[WHAT YOU ARE ASKED TO DO] For the records that follow, return only the count of lines containing the string "的图象上有且只有一个和谐点".

[SOURCE DATA]
>>>

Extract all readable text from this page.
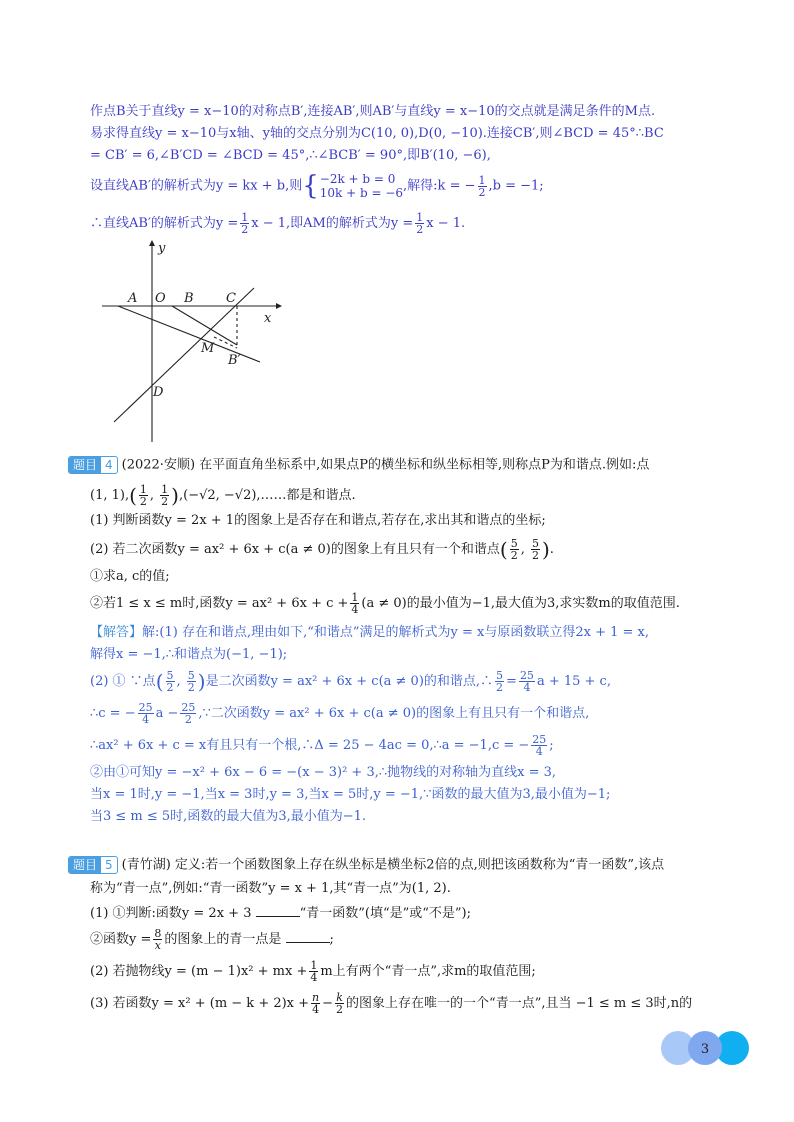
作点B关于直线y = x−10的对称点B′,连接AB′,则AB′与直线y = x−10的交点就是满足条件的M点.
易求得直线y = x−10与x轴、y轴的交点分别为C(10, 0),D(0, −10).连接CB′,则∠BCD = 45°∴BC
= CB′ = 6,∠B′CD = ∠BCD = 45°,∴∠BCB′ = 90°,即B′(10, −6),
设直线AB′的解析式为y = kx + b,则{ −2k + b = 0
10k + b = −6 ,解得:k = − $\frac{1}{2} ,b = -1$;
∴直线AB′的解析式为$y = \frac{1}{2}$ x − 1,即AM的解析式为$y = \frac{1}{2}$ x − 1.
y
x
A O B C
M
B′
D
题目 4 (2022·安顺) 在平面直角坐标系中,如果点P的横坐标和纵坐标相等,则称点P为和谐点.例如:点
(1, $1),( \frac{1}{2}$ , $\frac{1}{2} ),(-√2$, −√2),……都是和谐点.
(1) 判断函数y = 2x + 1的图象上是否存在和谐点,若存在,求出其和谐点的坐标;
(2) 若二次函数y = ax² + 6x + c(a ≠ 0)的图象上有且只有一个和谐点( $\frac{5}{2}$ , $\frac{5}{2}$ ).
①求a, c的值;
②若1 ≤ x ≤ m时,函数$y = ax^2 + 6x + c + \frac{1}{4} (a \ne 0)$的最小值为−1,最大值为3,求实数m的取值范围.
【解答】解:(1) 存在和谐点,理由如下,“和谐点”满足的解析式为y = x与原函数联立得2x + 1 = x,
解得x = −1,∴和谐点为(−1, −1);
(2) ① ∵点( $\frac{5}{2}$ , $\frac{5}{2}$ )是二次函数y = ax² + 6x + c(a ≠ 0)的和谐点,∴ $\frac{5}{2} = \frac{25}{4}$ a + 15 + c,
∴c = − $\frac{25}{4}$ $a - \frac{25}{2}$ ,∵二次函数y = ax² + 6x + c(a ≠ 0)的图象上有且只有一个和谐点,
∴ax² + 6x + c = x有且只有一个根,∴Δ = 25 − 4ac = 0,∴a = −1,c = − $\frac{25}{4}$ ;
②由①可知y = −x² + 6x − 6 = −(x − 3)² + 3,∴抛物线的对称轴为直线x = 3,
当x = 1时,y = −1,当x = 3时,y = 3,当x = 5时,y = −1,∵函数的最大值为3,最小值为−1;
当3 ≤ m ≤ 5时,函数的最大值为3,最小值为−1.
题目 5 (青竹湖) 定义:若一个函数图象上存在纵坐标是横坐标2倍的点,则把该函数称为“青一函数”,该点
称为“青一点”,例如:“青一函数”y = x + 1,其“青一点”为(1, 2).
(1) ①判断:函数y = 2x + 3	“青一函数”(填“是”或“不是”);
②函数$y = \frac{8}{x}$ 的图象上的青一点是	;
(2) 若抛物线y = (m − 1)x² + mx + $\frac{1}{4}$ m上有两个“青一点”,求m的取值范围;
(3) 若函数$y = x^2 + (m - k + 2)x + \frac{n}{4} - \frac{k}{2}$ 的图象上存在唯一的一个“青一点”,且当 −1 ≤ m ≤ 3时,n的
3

<<<

[SOLUTION TO THIS EXERCISE] 2